[START RECORDS FOR THIS TASK]
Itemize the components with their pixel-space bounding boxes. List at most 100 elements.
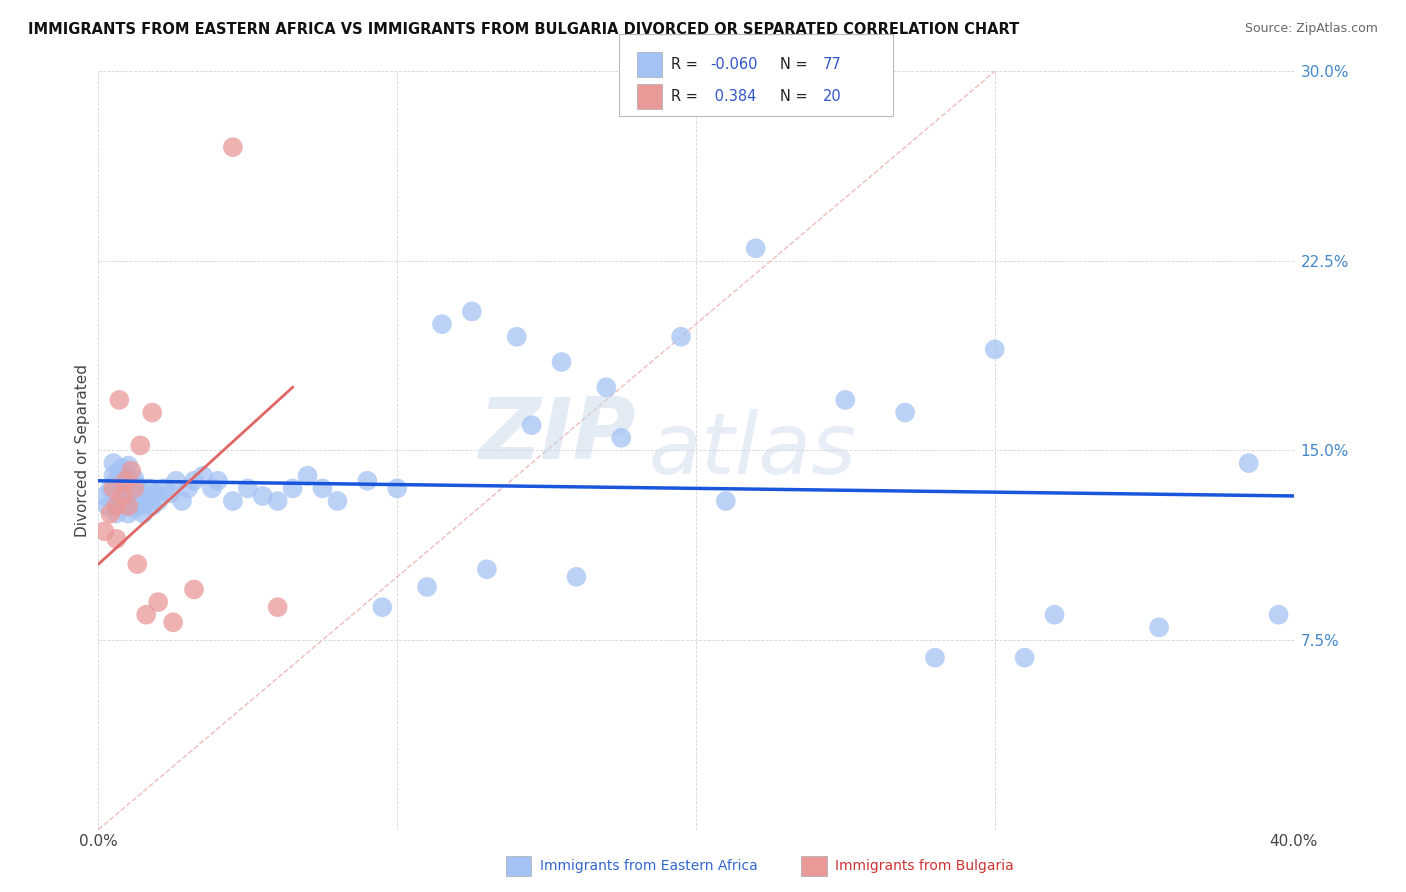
Point xyxy=(132,507,155,521)
Point xyxy=(98,507,122,521)
Point xyxy=(159,486,181,500)
Point xyxy=(129,499,152,513)
Point xyxy=(117,507,139,521)
Point xyxy=(143,486,166,500)
Point xyxy=(207,474,229,488)
Point xyxy=(281,482,304,496)
Point xyxy=(120,496,142,510)
Point xyxy=(124,482,146,496)
Point xyxy=(416,580,439,594)
Text: Source: ZipAtlas.com: Source: ZipAtlas.com xyxy=(1244,22,1378,36)
Point xyxy=(105,507,128,521)
Text: atlas: atlas xyxy=(648,409,856,492)
Point xyxy=(117,491,139,506)
Point xyxy=(93,489,115,503)
Point xyxy=(108,489,131,503)
Point xyxy=(120,482,142,496)
Point xyxy=(236,482,259,496)
Point xyxy=(148,494,170,508)
Point xyxy=(132,489,155,503)
Point xyxy=(550,355,572,369)
Point xyxy=(117,458,139,473)
Point xyxy=(108,392,131,407)
Text: R =: R = xyxy=(671,89,702,104)
Point xyxy=(267,600,290,615)
Point xyxy=(114,474,136,488)
Point xyxy=(148,595,170,609)
Point xyxy=(111,461,134,475)
Point xyxy=(201,482,224,496)
Text: -0.060: -0.060 xyxy=(710,56,758,71)
Point xyxy=(108,464,131,478)
Point xyxy=(177,482,200,496)
Point xyxy=(1237,456,1260,470)
Point xyxy=(103,468,125,483)
Point xyxy=(191,468,214,483)
Point xyxy=(124,471,146,485)
Point xyxy=(105,499,128,513)
Point xyxy=(165,474,187,488)
Point xyxy=(669,330,692,344)
Point xyxy=(114,499,136,513)
Point xyxy=(834,392,856,407)
Point xyxy=(111,489,134,503)
Point xyxy=(183,474,205,488)
Point xyxy=(127,479,149,493)
Y-axis label: Divorced or Separated: Divorced or Separated xyxy=(75,364,90,537)
Point xyxy=(356,474,378,488)
Point xyxy=(172,494,194,508)
Point xyxy=(129,438,152,452)
Point xyxy=(1147,620,1170,634)
Point xyxy=(114,468,136,483)
Text: R =: R = xyxy=(671,56,702,71)
Point xyxy=(430,317,453,331)
Point xyxy=(1043,607,1066,622)
Point xyxy=(924,650,946,665)
Point xyxy=(117,499,139,513)
Text: ZIP: ZIP xyxy=(478,393,637,477)
Point xyxy=(475,562,498,576)
Point xyxy=(297,468,319,483)
Text: Immigrants from Bulgaria: Immigrants from Bulgaria xyxy=(835,859,1014,873)
Text: 0.384: 0.384 xyxy=(710,89,756,104)
Point xyxy=(162,615,184,630)
Point xyxy=(129,483,152,498)
Point xyxy=(98,482,122,496)
Point xyxy=(120,464,142,478)
Text: 77: 77 xyxy=(823,56,841,71)
Point xyxy=(326,494,349,508)
Point xyxy=(714,494,737,508)
Point xyxy=(894,405,917,420)
Point xyxy=(141,405,163,420)
Point xyxy=(1014,650,1036,665)
Point xyxy=(135,607,157,622)
Point xyxy=(111,494,134,508)
Point xyxy=(984,343,1007,357)
Point xyxy=(595,380,617,394)
Point xyxy=(135,494,157,508)
Text: 20: 20 xyxy=(823,89,841,104)
Point xyxy=(506,330,529,344)
Point xyxy=(1267,607,1289,622)
Point xyxy=(311,482,333,496)
Point xyxy=(252,489,274,503)
Point xyxy=(745,241,768,255)
Point xyxy=(103,482,125,496)
Point xyxy=(153,482,176,496)
Point xyxy=(114,486,136,500)
Point xyxy=(93,524,115,539)
Point xyxy=(127,557,149,572)
Point xyxy=(117,476,139,491)
Text: N =: N = xyxy=(780,89,813,104)
Point xyxy=(222,140,245,154)
Point xyxy=(103,456,125,470)
Text: IMMIGRANTS FROM EASTERN AFRICA VS IMMIGRANTS FROM BULGARIA DIVORCED OR SEPARATED: IMMIGRANTS FROM EASTERN AFRICA VS IMMIGR… xyxy=(28,22,1019,37)
Point xyxy=(222,494,245,508)
Text: Immigrants from Eastern Africa: Immigrants from Eastern Africa xyxy=(540,859,758,873)
Point xyxy=(96,499,118,513)
Point xyxy=(385,482,409,496)
Point xyxy=(105,474,128,488)
Point xyxy=(111,479,134,493)
Point xyxy=(141,499,163,513)
Point xyxy=(267,494,290,508)
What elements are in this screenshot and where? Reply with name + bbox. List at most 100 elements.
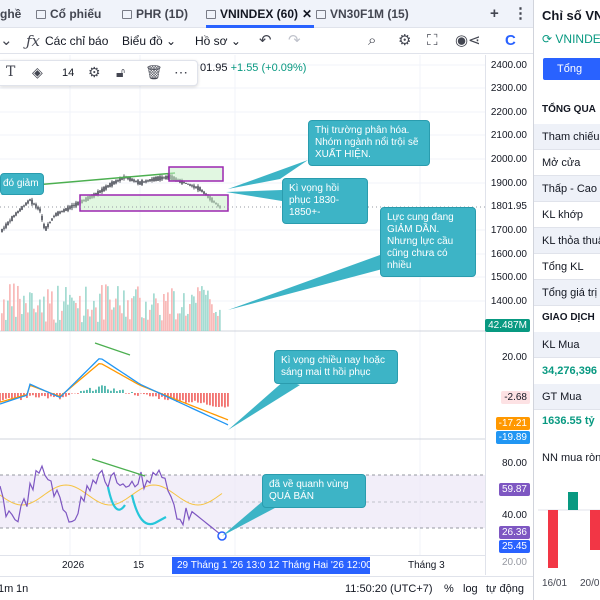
[END RECORDS FOR THIS TASK]
■ WRITTEN PROBLEM
Quote every line of the data above word for word, omitting the pictures.

■ ANSWER TO THE TASK
Itemize the components with their pixel-space bounding boxes. List at most 100 elements.
Point xyxy=(132,507,155,521)
Point xyxy=(98,507,122,521)
Point xyxy=(159,486,181,500)
Point xyxy=(129,499,152,513)
Point xyxy=(117,507,139,521)
Point xyxy=(143,486,166,500)
Point xyxy=(207,474,229,488)
Point xyxy=(281,482,304,496)
Point xyxy=(120,496,142,510)
Point xyxy=(124,482,146,496)
Point xyxy=(416,580,439,594)
Text: Source: ZipAtlas.com: Source: ZipAtlas.com xyxy=(1244,22,1378,36)
Point xyxy=(105,507,128,521)
Text: atlas: atlas xyxy=(648,409,856,492)
Point xyxy=(117,491,139,506)
Point xyxy=(93,489,115,503)
Point xyxy=(108,489,131,503)
Point xyxy=(120,482,142,496)
Point xyxy=(236,482,259,496)
Point xyxy=(148,494,170,508)
Point xyxy=(132,489,155,503)
Point xyxy=(550,355,572,369)
Point xyxy=(117,458,139,473)
Point xyxy=(108,392,131,407)
Text: R =: R = xyxy=(671,89,702,104)
Point xyxy=(267,600,290,615)
Point xyxy=(114,474,136,488)
Point xyxy=(148,595,170,609)
Point xyxy=(111,461,134,475)
Point xyxy=(201,482,224,496)
Text: -0.060: -0.060 xyxy=(710,56,758,71)
Point xyxy=(108,464,131,478)
Point xyxy=(177,482,200,496)
Point xyxy=(1237,456,1260,470)
Point xyxy=(103,468,125,483)
Point xyxy=(191,468,214,483)
Point xyxy=(124,471,146,485)
Point xyxy=(105,499,128,513)
Point xyxy=(165,474,187,488)
Point xyxy=(669,330,692,344)
Point xyxy=(114,499,136,513)
Point xyxy=(834,392,856,407)
Point xyxy=(111,489,134,503)
Point xyxy=(183,474,205,488)
Point xyxy=(127,479,149,493)
Y-axis label: Divorced or Separated: Divorced or Separated xyxy=(75,364,90,537)
Point xyxy=(356,474,378,488)
Point xyxy=(172,494,194,508)
Point xyxy=(129,438,152,452)
Point xyxy=(1147,620,1170,634)
Point xyxy=(114,468,136,483)
Text: R =: R = xyxy=(671,56,702,71)
Point xyxy=(430,317,453,331)
Point xyxy=(1043,607,1066,622)
Point xyxy=(924,650,946,665)
Point xyxy=(117,499,139,513)
Text: ZIP: ZIP xyxy=(478,393,637,477)
Point xyxy=(475,562,498,576)
Point xyxy=(297,468,319,483)
Text: Immigrants from Bulgaria: Immigrants from Bulgaria xyxy=(835,859,1014,873)
Text: 0.384: 0.384 xyxy=(710,89,756,104)
Point xyxy=(162,615,184,630)
Point xyxy=(129,483,152,498)
Point xyxy=(98,482,122,496)
Point xyxy=(120,464,142,478)
Text: 77: 77 xyxy=(823,56,841,71)
Point xyxy=(326,494,349,508)
Point xyxy=(714,494,737,508)
Point xyxy=(894,405,917,420)
Point xyxy=(141,405,163,420)
Point xyxy=(1014,650,1036,665)
Point xyxy=(135,607,157,622)
Point xyxy=(111,494,134,508)
Point xyxy=(984,343,1007,357)
Point xyxy=(595,380,617,394)
Point xyxy=(135,494,157,508)
Text: 20: 20 xyxy=(823,89,841,104)
Point xyxy=(506,330,529,344)
Point xyxy=(1267,607,1289,622)
Point xyxy=(311,482,333,496)
Point xyxy=(252,489,274,503)
Point xyxy=(745,241,768,255)
Point xyxy=(103,482,125,496)
Point xyxy=(153,482,176,496)
Point xyxy=(114,486,136,500)
Point xyxy=(93,524,115,539)
Point xyxy=(127,557,149,572)
Point xyxy=(117,476,139,491)
Text: N =: N = xyxy=(780,89,813,104)
Point xyxy=(222,140,245,154)
Point xyxy=(103,456,125,470)
Text: IMMIGRANTS FROM EASTERN AFRICA VS IMMIGRANTS FROM BULGARIA DIVORCED OR SEPARATED: IMMIGRANTS FROM EASTERN AFRICA VS IMMIGR… xyxy=(28,22,1019,37)
Point xyxy=(222,494,245,508)
Text: Immigrants from Eastern Africa: Immigrants from Eastern Africa xyxy=(540,859,758,873)
Point xyxy=(96,499,118,513)
Point xyxy=(385,482,409,496)
Point xyxy=(105,474,128,488)
Point xyxy=(111,479,134,493)
Point xyxy=(141,499,163,513)
Point xyxy=(267,494,290,508)
What elements are in this screenshot and where? Reply with name + bbox. List at most 100 elements.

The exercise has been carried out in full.